• _WHAT IS ASKED_: Write out each line that follows exactly as it stands, without the pictures.

[Start]

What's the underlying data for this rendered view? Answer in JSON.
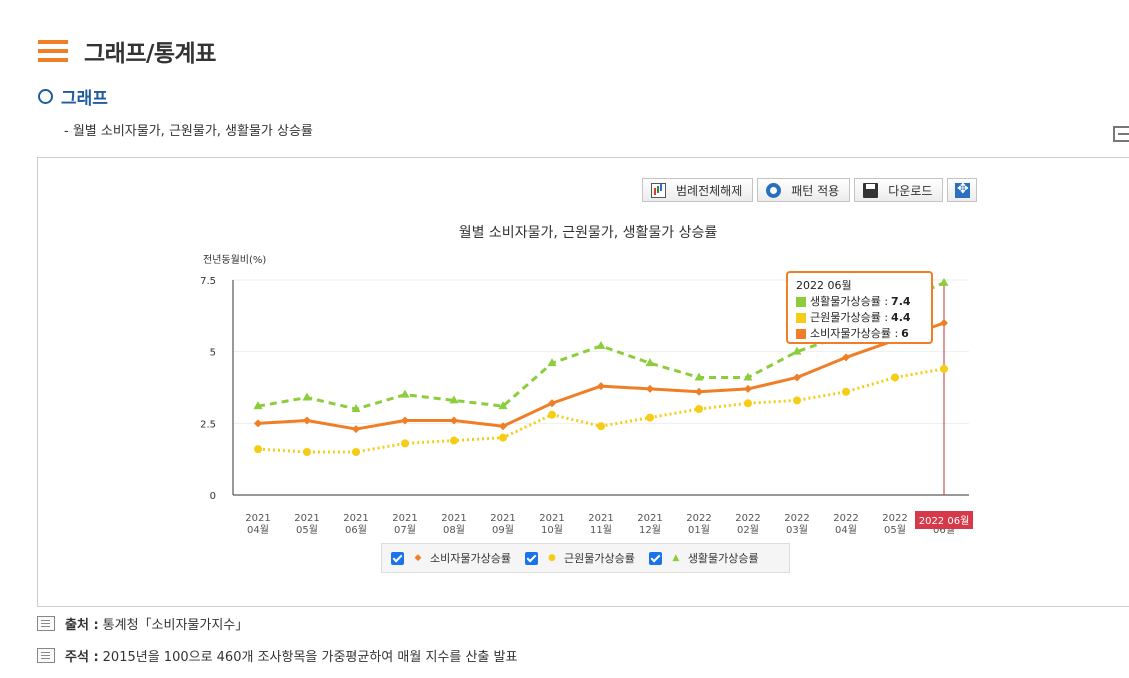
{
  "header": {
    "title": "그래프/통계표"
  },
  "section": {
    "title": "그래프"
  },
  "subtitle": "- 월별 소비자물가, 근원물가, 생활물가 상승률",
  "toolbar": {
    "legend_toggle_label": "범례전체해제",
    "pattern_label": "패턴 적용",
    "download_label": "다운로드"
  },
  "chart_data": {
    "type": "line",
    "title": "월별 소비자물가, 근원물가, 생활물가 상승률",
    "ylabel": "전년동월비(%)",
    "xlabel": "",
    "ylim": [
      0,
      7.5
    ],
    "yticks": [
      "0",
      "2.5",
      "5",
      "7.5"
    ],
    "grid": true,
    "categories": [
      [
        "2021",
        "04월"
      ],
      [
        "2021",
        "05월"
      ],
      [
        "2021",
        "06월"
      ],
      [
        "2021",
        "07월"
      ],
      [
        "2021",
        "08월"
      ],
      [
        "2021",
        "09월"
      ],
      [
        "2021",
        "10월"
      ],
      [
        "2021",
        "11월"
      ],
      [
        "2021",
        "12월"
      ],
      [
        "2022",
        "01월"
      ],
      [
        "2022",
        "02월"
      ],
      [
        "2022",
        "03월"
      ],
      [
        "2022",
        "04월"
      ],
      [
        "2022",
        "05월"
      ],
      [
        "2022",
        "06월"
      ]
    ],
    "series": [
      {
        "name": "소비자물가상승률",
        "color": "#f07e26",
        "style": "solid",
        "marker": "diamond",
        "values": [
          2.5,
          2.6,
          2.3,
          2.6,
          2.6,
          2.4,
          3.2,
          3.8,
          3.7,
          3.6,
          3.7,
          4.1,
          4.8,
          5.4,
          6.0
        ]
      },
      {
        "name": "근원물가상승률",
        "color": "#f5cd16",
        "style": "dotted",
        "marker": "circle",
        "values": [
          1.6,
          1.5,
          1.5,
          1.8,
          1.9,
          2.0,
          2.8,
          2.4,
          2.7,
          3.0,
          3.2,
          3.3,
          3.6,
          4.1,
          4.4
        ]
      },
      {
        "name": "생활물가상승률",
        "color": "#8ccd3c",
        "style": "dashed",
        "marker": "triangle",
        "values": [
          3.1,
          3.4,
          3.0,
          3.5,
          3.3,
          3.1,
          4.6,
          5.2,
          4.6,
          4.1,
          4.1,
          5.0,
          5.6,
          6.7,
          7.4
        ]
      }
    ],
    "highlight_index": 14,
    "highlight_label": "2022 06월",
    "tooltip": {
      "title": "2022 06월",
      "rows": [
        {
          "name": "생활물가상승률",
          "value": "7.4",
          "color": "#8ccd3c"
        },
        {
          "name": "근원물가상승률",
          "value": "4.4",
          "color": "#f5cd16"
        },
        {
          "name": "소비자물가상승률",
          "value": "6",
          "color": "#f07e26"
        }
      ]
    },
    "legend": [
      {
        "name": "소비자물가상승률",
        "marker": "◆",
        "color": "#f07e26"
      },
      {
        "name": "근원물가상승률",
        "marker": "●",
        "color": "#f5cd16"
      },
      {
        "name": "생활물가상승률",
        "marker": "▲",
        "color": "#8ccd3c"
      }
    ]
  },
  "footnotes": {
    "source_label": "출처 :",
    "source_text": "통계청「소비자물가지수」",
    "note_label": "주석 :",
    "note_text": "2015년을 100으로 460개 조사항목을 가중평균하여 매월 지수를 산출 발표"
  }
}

[End]

• _TASK ANSWER_:
What's the underlying data for this rendered view? Answer in JSON.
{
  "header": {
    "title": "그래프/통계표"
  },
  "section": {
    "title": "그래프"
  },
  "subtitle": "- 월별 소비자물가, 근원물가, 생활물가 상승률",
  "toolbar": {
    "legend_toggle_label": "범례전체해제",
    "pattern_label": "패턴 적용",
    "download_label": "다운로드"
  },
  "chart_data": {
    "type": "line",
    "title": "월별 소비자물가, 근원물가, 생활물가 상승률",
    "ylabel": "전년동월비(%)",
    "xlabel": "",
    "ylim": [
      0,
      7.5
    ],
    "yticks": [
      "0",
      "2.5",
      "5",
      "7.5"
    ],
    "grid": true,
    "categories": [
      [
        "2021",
        "04월"
      ],
      [
        "2021",
        "05월"
      ],
      [
        "2021",
        "06월"
      ],
      [
        "2021",
        "07월"
      ],
      [
        "2021",
        "08월"
      ],
      [
        "2021",
        "09월"
      ],
      [
        "2021",
        "10월"
      ],
      [
        "2021",
        "11월"
      ],
      [
        "2021",
        "12월"
      ],
      [
        "2022",
        "01월"
      ],
      [
        "2022",
        "02월"
      ],
      [
        "2022",
        "03월"
      ],
      [
        "2022",
        "04월"
      ],
      [
        "2022",
        "05월"
      ],
      [
        "2022",
        "06월"
      ]
    ],
    "series": [
      {
        "name": "소비자물가상승률",
        "color": "#f07e26",
        "style": "solid",
        "marker": "diamond",
        "values": [
          2.5,
          2.6,
          2.3,
          2.6,
          2.6,
          2.4,
          3.2,
          3.8,
          3.7,
          3.6,
          3.7,
          4.1,
          4.8,
          5.4,
          6.0
        ]
      },
      {
        "name": "근원물가상승률",
        "color": "#f5cd16",
        "style": "dotted",
        "marker": "circle",
        "values": [
          1.6,
          1.5,
          1.5,
          1.8,
          1.9,
          2.0,
          2.8,
          2.4,
          2.7,
          3.0,
          3.2,
          3.3,
          3.6,
          4.1,
          4.4
        ]
      },
      {
        "name": "생활물가상승률",
        "color": "#8ccd3c",
        "style": "dashed",
        "marker": "triangle",
        "values": [
          3.1,
          3.4,
          3.0,
          3.5,
          3.3,
          3.1,
          4.6,
          5.2,
          4.6,
          4.1,
          4.1,
          5.0,
          5.6,
          6.7,
          7.4
        ]
      }
    ],
    "highlight_index": 14,
    "highlight_label": "2022 06월",
    "tooltip": {
      "title": "2022 06월",
      "rows": [
        {
          "name": "생활물가상승률",
          "value": "7.4",
          "color": "#8ccd3c"
        },
        {
          "name": "근원물가상승률",
          "value": "4.4",
          "color": "#f5cd16"
        },
        {
          "name": "소비자물가상승률",
          "value": "6",
          "color": "#f07e26"
        }
      ]
    },
    "legend": [
      {
        "name": "소비자물가상승률",
        "marker": "◆",
        "color": "#f07e26"
      },
      {
        "name": "근원물가상승률",
        "marker": "●",
        "color": "#f5cd16"
      },
      {
        "name": "생활물가상승률",
        "marker": "▲",
        "color": "#8ccd3c"
      }
    ]
  },
  "footnotes": {
    "source_label": "출처 :",
    "source_text": "통계청「소비자물가지수」",
    "note_label": "주석 :",
    "note_text": "2015년을 100으로 460개 조사항목을 가중평균하여 매월 지수를 산출 발표"
  }
}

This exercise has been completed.